### [Instruction]
Copy every line with the string "местным" in it.

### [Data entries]
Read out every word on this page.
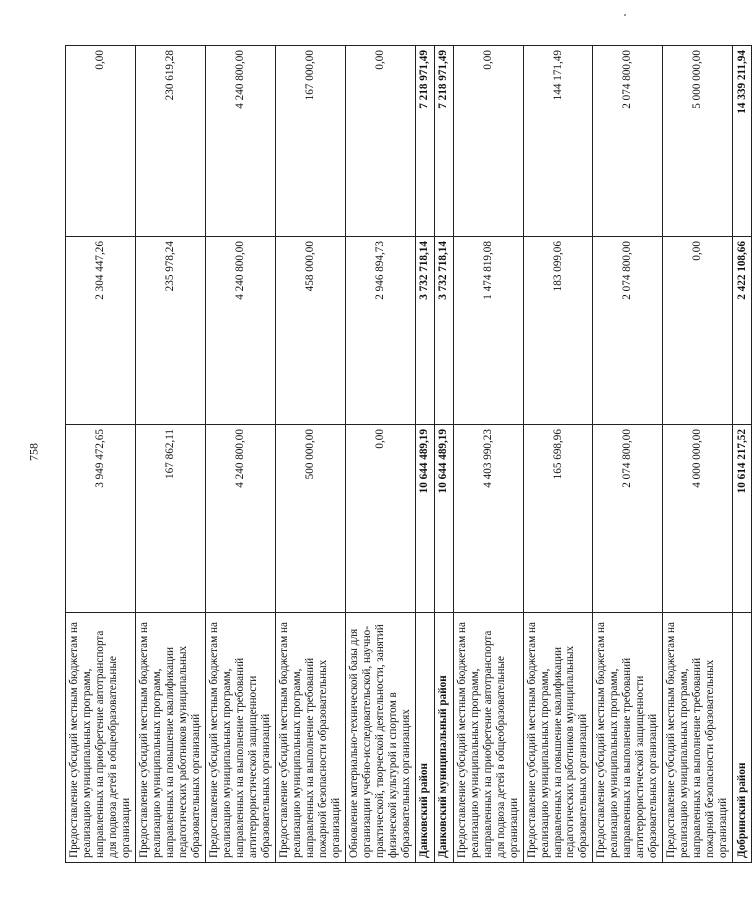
758
Предоставление субсидий местным бюджетам на реализацию муниципальных программ, направленных на приобретение автотранспорта для подвоза детей в общеобразовательные организации	3 949 472,65	2 304 447,26	0,00
Предоставление субсидий местным бюджетам на реализацию муниципальных программ, направленных на повышение квалификации педагогических работников муниципальных образовательных организаций	167 862,11	235 978,24	230 619,28
Предоставление субсидий местным бюджетам на реализацию муниципальных программ, направленных на выполнение требований антитеррористической защищенности образовательных организаций	4 240 800,00	4 240 800,00	4 240 800,00
Предоставление субсидий местным бюджетам на реализацию муниципальных программ, направленных на выполнение требований пожарной безопасности образовательных организаций	500 000,00	458 000,00	167 000,00
Обновление материально-технической базы для организации учебно-исследовательской, научно-практической, творческой деятельности, занятий физической культурой и спортом в образовательных организациях	0,00	2 946 894,73	0,00
Данковский район	10 644 489,19	3 732 718,14	7 218 971,49
Данковский муниципальный район	10 644 489,19	3 732 718,14	7 218 971,49
Предоставление субсидий местным бюджетам на реализацию муниципальных программ, направленных на приобретение автотранспорта для подвоза детей в общеобразовательные организации	4 403 990,23	1 474 819,08	0,00
Предоставление субсидий местным бюджетам на реализацию муниципальных программ, направленных на повышение квалификации педагогических работников муниципальных образовательных организаций	165 698,96	183 099,06	144 171,49
Предоставление субсидий местным бюджетам на реализацию муниципальных программ, направленных на выполнение требований антитеррористической защищенности образовательных организаций	2 074 800,00	2 074 800,00	2 074 800,00
Предоставление субсидий местным бюджетам на реализацию муниципальных программ, направленных на выполнение требований пожарной безопасности образовательных организаций	4 000 000,00	0,00	5 000 000,00
Добринский район	10 614 217,52	2 422 108,66	14 339 211,94
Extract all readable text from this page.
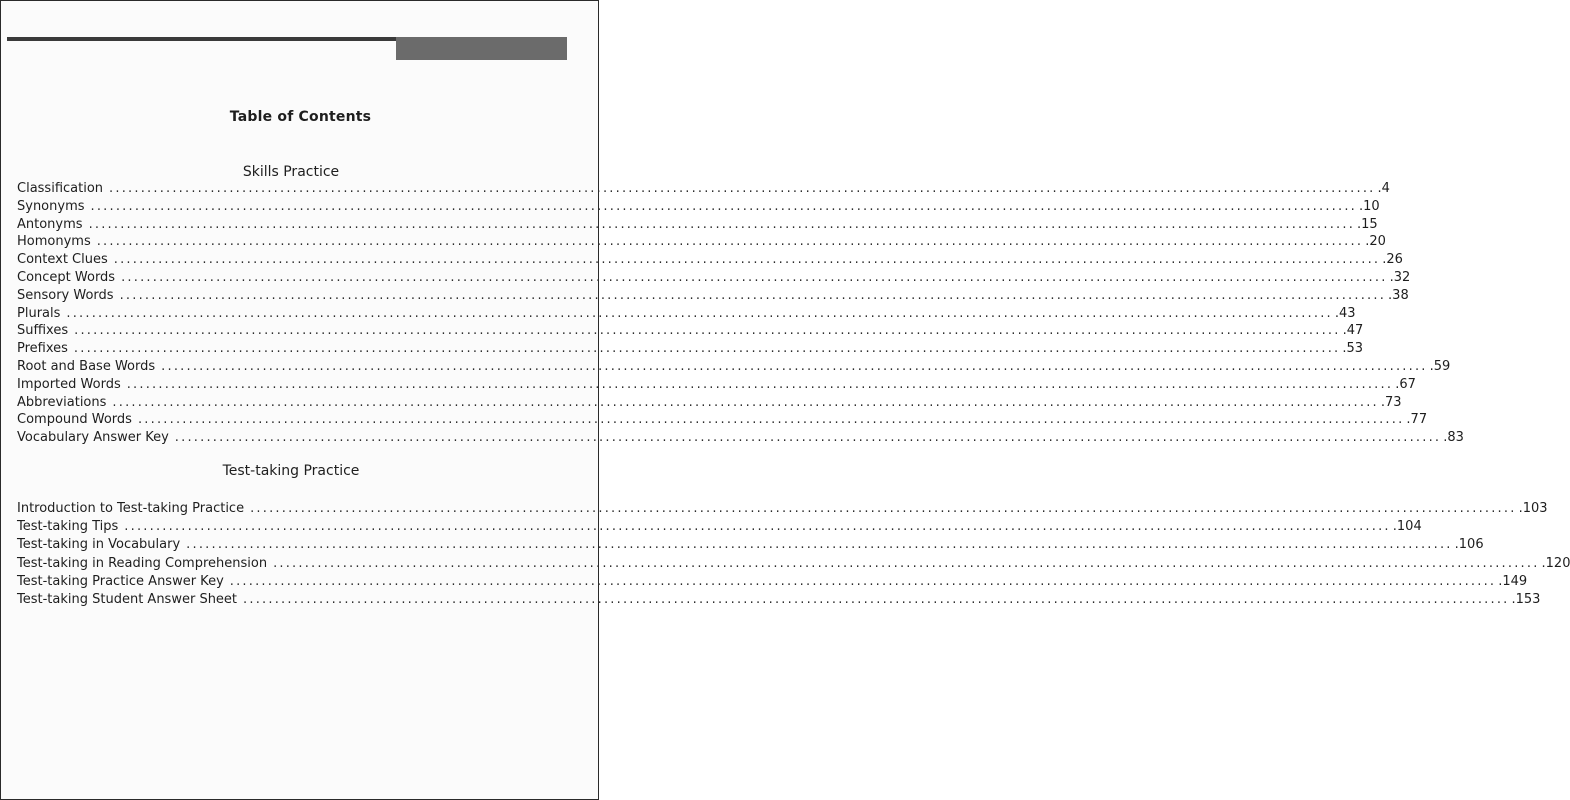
Table of Contents
Skills Practice
Classification ........................................................................................................................................................................................................ .4
Synonyms ........................................................................................................................................................................................................ .10
Antonyms ........................................................................................................................................................................................................ .15
Homonyms ........................................................................................................................................................................................................ .20
Context Clues ........................................................................................................................................................................................................ .26
Concept Words ........................................................................................................................................................................................................ .32
Sensory Words ........................................................................................................................................................................................................ .38
Plurals ........................................................................................................................................................................................................ .43
Suffixes ........................................................................................................................................................................................................ .47
Prefixes ........................................................................................................................................................................................................ .53
Root and Base Words ........................................................................................................................................................................................................ .59
Imported Words ........................................................................................................................................................................................................ .67
Abbreviations ........................................................................................................................................................................................................ .73
Compound Words ........................................................................................................................................................................................................ .77
Vocabulary Answer Key ........................................................................................................................................................................................................ .83
Test-taking Practice
Introduction to Test-taking Practice ........................................................................................................................................................................................................ .103
Test-taking Tips ........................................................................................................................................................................................................ .104
Test-taking in Vocabulary ........................................................................................................................................................................................................ .106
Test-taking in Reading Comprehension ........................................................................................................................................................................................................ .120
Test-taking Practice Answer Key ........................................................................................................................................................................................................ .149
Test-taking Student Answer Sheet ........................................................................................................................................................................................................ .153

### [Output of the exercise]
Предоставление субсидий местным бюджетам на реализацию муниципальных программ, направленных на приобретение автотранспорта для подвоза детей в общеобразовательные организации	3 949 472,65	2 304 447,26	0,00
Предоставление субсидий местным бюджетам на реализацию муниципальных программ, направленных на повышение квалификации педагогических работников муниципальных образовательных организаций	167 862,11	235 978,24	230 619,28
Предоставление субсидий местным бюджетам на реализацию муниципальных программ, направленных на выполнение требований антитеррористической защищенности образовательных организаций	4 240 800,00	4 240 800,00	4 240 800,00
Предоставление субсидий местным бюджетам на реализацию муниципальных программ, направленных на выполнение требований пожарной безопасности образовательных организаций	500 000,00	458 000,00	167 000,00
Предоставление субсидий местным бюджетам на реализацию муниципальных программ, направленных на приобретение автотранспорта для подвоза детей в общеобразовательные организации	4 403 990,23	1 474 819,08	0,00
Предоставление субсидий местным бюджетам на реализацию муниципальных программ, направленных на повышение квалификации педагогических работников муниципальных образовательных организаций	165 698,96	183 099,06	144 171,49
Предоставление субсидий местным бюджетам на реализацию муниципальных программ, направленных на выполнение требований антитеррористической защищенности образовательных организаций	2 074 800,00	2 074 800,00	2 074 800,00
Предоставление субсидий местным бюджетам на реализацию муниципальных программ, направленных на выполнение требований пожарной безопасности образовательных организаций	4 000 000,00	0,00	5 000 000,00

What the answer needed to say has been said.